WRITTEN REQUEST → Quote all lines below exactly. Images stay out.

MATERIAL TO PROCESS →
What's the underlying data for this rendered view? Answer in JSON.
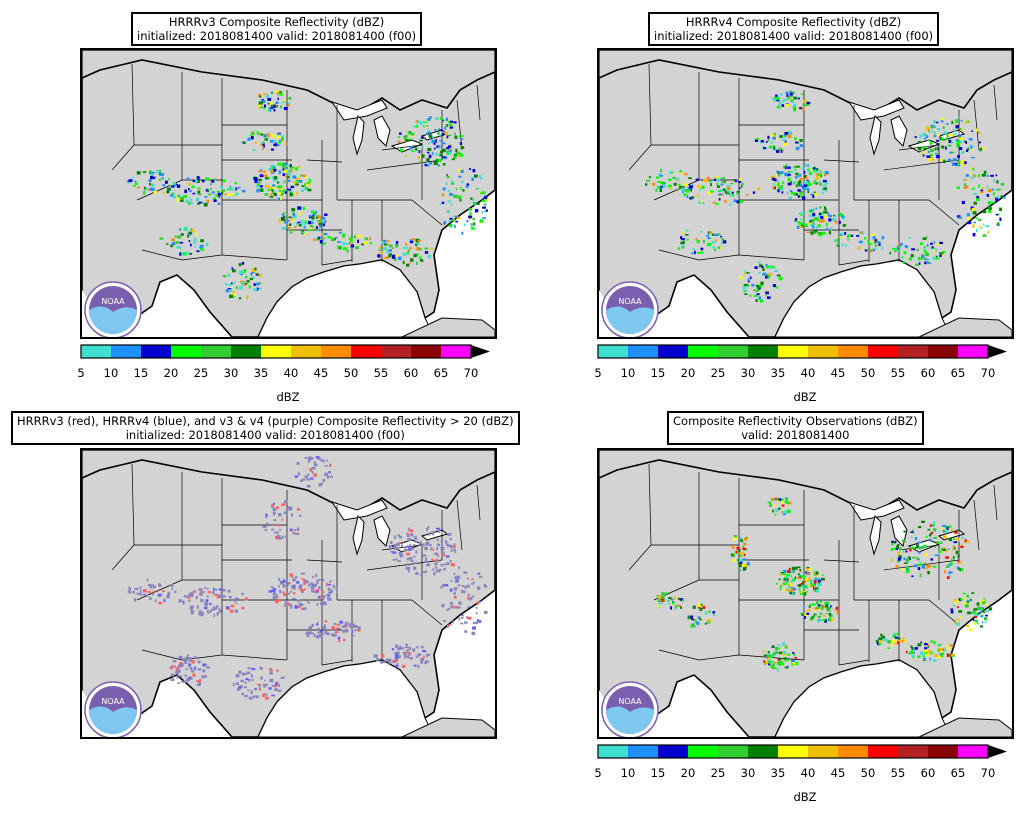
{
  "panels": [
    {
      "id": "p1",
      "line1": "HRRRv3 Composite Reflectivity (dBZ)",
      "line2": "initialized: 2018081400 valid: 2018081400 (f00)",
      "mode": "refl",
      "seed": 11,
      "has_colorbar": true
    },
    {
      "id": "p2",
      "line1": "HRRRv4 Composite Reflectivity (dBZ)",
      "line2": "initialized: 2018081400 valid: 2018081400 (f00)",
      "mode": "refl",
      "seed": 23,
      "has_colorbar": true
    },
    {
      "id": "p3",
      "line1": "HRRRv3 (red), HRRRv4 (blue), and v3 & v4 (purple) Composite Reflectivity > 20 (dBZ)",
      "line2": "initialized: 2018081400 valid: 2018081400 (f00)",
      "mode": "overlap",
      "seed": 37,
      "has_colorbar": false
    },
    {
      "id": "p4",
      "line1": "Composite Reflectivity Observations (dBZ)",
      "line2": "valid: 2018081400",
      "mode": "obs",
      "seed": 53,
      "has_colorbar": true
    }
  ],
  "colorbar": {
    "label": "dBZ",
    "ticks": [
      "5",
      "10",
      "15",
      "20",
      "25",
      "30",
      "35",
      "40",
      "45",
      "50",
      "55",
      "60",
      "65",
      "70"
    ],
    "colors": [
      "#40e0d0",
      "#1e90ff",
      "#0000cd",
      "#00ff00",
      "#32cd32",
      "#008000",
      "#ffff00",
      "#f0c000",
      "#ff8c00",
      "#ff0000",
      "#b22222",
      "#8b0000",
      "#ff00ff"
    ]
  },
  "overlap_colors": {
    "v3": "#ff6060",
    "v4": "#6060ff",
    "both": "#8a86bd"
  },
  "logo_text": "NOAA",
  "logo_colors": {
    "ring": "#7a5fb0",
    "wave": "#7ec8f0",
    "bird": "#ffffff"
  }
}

EXERCISE RESULT →
What's the underlying data for this rendered view? Answer in JSON.
{
  "panels": [
    {
      "id": "p1",
      "line1": "HRRRv3 Composite Reflectivity (dBZ)",
      "line2": "initialized: 2018081400 valid: 2018081400 (f00)",
      "mode": "refl",
      "seed": 11,
      "has_colorbar": true
    },
    {
      "id": "p2",
      "line1": "HRRRv4 Composite Reflectivity (dBZ)",
      "line2": "initialized: 2018081400 valid: 2018081400 (f00)",
      "mode": "refl",
      "seed": 23,
      "has_colorbar": true
    },
    {
      "id": "p3",
      "line1": "HRRRv3 (red), HRRRv4 (blue), and v3 & v4 (purple) Composite Reflectivity > 20 (dBZ)",
      "line2": "initialized: 2018081400 valid: 2018081400 (f00)",
      "mode": "overlap",
      "seed": 37,
      "has_colorbar": false
    },
    {
      "id": "p4",
      "line1": "Composite Reflectivity Observations (dBZ)",
      "line2": "valid: 2018081400",
      "mode": "obs",
      "seed": 53,
      "has_colorbar": true
    }
  ],
  "colorbar": {
    "label": "dBZ",
    "ticks": [
      "5",
      "10",
      "15",
      "20",
      "25",
      "30",
      "35",
      "40",
      "45",
      "50",
      "55",
      "60",
      "65",
      "70"
    ],
    "colors": [
      "#40e0d0",
      "#1e90ff",
      "#0000cd",
      "#00ff00",
      "#32cd32",
      "#008000",
      "#ffff00",
      "#f0c000",
      "#ff8c00",
      "#ff0000",
      "#b22222",
      "#8b0000",
      "#ff00ff"
    ]
  },
  "overlap_colors": {
    "v3": "#ff6060",
    "v4": "#6060ff",
    "both": "#8a86bd"
  },
  "logo_text": "NOAA",
  "logo_colors": {
    "ring": "#7a5fb0",
    "wave": "#7ec8f0",
    "bird": "#ffffff"
  }
}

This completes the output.